**What is needed:**
Repeat every line below exactly as it reads.

--- Source data ---

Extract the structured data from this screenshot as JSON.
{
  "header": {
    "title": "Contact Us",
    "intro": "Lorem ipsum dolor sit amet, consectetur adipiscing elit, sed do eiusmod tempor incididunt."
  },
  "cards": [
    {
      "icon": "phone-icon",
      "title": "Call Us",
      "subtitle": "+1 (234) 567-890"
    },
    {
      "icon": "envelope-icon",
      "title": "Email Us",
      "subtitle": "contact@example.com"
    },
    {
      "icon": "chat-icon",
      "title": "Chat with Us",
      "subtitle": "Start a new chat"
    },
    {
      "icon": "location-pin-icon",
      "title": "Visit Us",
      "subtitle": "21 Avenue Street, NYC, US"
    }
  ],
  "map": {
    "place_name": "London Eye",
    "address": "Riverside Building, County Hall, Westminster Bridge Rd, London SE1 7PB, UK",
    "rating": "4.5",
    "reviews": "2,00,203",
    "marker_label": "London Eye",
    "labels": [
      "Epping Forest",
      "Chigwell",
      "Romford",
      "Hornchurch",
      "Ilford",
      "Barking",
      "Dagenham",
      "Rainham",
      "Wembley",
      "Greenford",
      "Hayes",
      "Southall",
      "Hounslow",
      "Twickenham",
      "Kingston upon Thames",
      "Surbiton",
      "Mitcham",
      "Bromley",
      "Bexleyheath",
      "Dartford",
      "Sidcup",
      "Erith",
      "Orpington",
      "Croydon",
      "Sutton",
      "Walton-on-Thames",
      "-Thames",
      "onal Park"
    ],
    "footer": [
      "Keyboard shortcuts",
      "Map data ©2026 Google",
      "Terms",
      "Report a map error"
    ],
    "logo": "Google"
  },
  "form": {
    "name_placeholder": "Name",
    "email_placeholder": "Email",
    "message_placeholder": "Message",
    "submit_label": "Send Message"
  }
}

---

**Response to the task:**
Extract the structured data from this screenshot as JSON.
{
  "header": {
    "title": "Contact Us",
    "intro": "Lorem ipsum dolor sit amet, consectetur adipiscing elit, sed do eiusmod tempor incididunt."
  },
  "cards": [
    {
      "icon": "phone-icon",
      "title": "Call Us",
      "subtitle": "+1 (234) 567-890"
    },
    {
      "icon": "envelope-icon",
      "title": "Email Us",
      "subtitle": "contact@example.com"
    },
    {
      "icon": "chat-icon",
      "title": "Chat with Us",
      "subtitle": "Start a new chat"
    },
    {
      "icon": "location-pin-icon",
      "title": "Visit Us",
      "subtitle": "21 Avenue Street, NYC, US"
    }
  ],
  "map": {
    "place_name": "London Eye",
    "address": "Riverside Building, County Hall, Westminster Bridge Rd, London SE1 7PB, UK",
    "rating": "4.5",
    "reviews": "2,00,203",
    "marker_label": "London Eye",
    "labels": [
      "Epping Forest",
      "Chigwell",
      "Romford",
      "Hornchurch",
      "Ilford",
      "Barking",
      "Dagenham",
      "Rainham",
      "Wembley",
      "Greenford",
      "Hayes",
      "Southall",
      "Hounslow",
      "Twickenham",
      "Kingston upon Thames",
      "Surbiton",
      "Mitcham",
      "Bromley",
      "Bexleyheath",
      "Dartford",
      "Sidcup",
      "Erith",
      "Orpington",
      "Croydon",
      "Sutton",
      "Walton-on-Thames",
      "-Thames",
      "onal Park"
    ],
    "footer": [
      "Keyboard shortcuts",
      "Map data ©2026 Google",
      "Terms",
      "Report a map error"
    ],
    "logo": "Google"
  },
  "form": {
    "name_placeholder": "Name",
    "email_placeholder": "Email",
    "message_placeholder": "Message",
    "submit_label": "Send Message"
  }
}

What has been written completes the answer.